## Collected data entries
========
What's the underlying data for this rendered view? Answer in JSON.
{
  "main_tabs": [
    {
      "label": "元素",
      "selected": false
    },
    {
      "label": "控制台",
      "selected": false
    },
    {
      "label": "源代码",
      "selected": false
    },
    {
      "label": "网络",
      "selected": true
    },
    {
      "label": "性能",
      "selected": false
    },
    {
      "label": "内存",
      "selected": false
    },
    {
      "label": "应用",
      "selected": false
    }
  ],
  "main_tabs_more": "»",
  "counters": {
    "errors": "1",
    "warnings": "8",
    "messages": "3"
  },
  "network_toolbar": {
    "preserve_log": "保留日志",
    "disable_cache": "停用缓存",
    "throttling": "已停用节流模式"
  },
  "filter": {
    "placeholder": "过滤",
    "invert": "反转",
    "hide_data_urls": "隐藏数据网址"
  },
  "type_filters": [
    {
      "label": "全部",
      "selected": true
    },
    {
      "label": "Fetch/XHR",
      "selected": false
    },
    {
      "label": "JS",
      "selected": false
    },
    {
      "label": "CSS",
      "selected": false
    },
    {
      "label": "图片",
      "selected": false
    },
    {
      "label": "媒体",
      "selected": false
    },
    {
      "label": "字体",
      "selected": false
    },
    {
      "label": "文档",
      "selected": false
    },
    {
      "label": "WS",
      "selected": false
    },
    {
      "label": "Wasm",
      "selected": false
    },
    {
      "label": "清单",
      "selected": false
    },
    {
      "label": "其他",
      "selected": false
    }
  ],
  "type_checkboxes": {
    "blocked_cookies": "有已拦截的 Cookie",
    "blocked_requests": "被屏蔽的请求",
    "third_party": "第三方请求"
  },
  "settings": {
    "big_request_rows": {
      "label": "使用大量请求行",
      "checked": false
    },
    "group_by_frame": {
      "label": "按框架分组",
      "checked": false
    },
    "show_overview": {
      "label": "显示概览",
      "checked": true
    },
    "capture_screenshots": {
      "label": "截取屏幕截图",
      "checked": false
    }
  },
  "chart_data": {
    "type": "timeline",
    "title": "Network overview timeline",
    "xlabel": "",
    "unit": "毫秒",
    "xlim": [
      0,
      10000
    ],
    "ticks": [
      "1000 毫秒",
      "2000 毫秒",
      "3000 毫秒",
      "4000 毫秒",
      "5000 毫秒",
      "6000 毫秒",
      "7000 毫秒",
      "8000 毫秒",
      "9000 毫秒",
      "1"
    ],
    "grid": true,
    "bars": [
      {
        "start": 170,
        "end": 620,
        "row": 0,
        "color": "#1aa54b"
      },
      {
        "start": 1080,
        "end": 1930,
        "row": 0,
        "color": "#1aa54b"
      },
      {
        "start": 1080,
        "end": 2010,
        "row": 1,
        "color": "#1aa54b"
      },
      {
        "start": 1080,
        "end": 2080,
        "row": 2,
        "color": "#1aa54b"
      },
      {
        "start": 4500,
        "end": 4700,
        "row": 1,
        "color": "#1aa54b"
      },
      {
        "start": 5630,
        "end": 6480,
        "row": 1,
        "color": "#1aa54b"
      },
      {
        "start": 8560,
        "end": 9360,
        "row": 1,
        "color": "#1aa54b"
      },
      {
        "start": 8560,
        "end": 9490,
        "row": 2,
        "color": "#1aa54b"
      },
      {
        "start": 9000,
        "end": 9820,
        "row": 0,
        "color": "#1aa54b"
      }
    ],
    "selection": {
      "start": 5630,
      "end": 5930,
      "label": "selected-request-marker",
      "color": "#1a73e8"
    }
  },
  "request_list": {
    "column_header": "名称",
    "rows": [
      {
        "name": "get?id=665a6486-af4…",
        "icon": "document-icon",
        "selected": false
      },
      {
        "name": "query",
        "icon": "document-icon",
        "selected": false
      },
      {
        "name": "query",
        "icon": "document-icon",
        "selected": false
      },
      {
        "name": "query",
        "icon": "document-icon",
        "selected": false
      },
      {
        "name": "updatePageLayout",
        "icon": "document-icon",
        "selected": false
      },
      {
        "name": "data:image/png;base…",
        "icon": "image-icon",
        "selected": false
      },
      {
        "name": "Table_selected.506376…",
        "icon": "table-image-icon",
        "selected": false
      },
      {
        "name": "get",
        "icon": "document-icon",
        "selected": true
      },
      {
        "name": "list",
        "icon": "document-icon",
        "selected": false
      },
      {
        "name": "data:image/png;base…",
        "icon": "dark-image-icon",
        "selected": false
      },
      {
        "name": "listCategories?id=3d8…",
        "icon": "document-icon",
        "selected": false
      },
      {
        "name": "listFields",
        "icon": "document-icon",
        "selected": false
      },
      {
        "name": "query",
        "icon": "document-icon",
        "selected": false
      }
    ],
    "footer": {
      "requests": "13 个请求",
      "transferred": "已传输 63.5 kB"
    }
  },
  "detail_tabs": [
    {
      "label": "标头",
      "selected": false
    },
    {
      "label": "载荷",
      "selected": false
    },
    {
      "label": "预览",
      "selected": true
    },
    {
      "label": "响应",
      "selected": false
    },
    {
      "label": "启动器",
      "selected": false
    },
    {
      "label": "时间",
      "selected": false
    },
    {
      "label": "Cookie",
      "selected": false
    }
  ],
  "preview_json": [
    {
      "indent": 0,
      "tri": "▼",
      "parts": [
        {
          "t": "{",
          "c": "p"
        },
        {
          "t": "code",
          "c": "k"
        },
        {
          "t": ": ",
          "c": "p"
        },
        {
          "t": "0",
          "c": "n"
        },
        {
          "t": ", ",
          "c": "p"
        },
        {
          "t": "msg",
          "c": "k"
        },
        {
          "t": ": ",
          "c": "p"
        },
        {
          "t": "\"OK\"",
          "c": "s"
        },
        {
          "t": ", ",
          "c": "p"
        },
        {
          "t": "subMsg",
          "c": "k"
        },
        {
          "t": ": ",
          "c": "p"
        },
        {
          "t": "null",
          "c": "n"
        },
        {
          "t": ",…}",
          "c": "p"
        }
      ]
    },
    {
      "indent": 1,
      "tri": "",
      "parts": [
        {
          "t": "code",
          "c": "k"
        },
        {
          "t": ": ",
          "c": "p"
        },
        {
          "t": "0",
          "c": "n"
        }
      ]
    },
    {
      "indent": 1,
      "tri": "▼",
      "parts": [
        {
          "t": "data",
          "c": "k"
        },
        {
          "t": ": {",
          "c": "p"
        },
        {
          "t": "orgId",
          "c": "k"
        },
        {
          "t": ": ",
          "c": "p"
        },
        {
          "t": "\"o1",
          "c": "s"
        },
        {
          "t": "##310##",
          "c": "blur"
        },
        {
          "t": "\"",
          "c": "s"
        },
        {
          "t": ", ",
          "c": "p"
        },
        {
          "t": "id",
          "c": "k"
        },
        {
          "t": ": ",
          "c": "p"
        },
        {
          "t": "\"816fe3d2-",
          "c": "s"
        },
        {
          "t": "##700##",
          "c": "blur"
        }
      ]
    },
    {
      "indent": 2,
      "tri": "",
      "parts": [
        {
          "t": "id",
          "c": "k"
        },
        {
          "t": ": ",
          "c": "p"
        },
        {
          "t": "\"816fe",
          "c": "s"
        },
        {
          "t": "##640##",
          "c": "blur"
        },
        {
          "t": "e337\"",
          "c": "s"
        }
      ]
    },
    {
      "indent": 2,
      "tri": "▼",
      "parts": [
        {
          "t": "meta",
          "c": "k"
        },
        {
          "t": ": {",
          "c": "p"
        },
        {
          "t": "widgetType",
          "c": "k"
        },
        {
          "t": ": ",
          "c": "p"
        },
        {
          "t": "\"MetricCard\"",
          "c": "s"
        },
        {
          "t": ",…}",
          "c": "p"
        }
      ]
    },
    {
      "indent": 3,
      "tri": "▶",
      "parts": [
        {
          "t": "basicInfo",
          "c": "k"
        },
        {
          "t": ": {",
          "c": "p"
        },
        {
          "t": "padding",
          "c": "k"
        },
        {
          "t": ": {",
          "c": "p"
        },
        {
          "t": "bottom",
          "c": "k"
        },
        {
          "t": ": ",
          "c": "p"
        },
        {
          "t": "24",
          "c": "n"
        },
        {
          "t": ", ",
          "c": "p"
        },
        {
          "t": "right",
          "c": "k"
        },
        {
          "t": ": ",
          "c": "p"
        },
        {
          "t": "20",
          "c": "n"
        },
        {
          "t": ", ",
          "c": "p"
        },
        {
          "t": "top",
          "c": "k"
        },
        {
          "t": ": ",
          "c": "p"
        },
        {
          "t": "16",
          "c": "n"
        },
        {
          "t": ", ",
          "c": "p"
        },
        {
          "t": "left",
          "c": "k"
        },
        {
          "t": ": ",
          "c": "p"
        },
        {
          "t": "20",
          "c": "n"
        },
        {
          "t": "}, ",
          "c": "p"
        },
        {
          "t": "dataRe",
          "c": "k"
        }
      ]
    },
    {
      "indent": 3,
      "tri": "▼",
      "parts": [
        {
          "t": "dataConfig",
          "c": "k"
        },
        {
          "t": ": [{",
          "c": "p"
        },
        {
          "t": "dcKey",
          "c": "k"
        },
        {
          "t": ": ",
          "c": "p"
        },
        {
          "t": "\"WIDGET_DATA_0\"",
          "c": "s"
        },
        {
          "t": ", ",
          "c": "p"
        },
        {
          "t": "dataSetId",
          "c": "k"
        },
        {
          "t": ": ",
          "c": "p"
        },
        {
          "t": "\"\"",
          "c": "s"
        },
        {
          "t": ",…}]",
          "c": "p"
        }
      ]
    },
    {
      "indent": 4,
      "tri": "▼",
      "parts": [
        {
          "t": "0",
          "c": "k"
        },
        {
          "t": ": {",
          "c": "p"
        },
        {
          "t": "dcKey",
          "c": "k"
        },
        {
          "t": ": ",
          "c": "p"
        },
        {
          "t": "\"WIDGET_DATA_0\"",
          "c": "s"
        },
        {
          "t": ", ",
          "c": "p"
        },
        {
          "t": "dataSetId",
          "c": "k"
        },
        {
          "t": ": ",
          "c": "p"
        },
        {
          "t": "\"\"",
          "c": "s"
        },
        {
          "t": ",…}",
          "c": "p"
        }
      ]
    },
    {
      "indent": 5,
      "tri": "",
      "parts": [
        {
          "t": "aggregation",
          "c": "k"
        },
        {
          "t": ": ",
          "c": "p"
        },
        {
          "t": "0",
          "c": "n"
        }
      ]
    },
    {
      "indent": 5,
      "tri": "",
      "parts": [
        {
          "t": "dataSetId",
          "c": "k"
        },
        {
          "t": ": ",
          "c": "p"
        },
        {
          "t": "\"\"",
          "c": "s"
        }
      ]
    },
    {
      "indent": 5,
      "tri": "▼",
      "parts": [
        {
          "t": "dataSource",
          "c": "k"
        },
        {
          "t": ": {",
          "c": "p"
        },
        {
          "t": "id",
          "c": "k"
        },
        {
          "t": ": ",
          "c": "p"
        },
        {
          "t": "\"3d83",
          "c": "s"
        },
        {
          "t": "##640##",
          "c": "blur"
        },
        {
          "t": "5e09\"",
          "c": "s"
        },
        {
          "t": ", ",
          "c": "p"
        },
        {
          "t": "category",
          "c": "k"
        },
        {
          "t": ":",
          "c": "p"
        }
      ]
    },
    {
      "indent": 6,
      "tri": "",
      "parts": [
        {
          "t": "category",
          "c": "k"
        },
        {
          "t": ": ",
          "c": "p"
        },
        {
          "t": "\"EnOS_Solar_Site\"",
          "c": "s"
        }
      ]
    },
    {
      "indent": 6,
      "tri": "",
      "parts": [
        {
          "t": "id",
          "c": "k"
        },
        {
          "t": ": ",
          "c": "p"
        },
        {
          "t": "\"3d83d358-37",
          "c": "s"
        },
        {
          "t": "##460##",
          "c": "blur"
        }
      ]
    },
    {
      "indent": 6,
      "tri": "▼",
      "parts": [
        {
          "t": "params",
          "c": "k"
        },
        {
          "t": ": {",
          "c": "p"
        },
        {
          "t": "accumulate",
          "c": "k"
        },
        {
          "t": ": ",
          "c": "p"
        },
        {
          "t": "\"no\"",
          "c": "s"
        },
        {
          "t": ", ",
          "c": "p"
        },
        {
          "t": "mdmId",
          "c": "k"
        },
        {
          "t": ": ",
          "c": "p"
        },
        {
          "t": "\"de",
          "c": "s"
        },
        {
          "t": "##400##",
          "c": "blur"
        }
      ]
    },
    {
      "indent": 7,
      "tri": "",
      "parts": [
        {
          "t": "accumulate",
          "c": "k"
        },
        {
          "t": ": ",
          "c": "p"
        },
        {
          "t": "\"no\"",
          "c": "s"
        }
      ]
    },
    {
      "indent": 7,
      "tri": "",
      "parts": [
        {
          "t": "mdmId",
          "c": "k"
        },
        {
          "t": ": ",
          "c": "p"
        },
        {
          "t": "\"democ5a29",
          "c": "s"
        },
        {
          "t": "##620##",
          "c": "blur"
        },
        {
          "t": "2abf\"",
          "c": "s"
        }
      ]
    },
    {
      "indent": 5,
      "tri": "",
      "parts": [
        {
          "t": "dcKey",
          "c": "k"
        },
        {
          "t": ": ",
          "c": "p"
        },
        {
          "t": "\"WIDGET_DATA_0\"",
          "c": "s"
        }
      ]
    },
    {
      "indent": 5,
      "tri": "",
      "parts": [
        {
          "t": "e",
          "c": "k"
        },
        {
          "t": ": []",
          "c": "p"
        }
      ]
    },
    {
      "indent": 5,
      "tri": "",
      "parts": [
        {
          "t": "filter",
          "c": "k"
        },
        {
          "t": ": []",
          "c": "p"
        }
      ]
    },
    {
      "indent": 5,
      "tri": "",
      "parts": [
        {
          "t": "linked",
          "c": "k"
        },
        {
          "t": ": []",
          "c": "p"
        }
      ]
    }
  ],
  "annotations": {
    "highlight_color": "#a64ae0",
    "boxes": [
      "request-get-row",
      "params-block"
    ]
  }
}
========
## AIM
Read through the lines above and collect those that contain the string "start".

## COMPLETED EXERCISE
        "start": 170,
        "start": 1080,
        "start": 1080,
        "start": 1080,
        "start": 4500,
        "start": 5630,
        "start": 8560,
        "start": 8560,
        "start": 9000,
      "start": 5630,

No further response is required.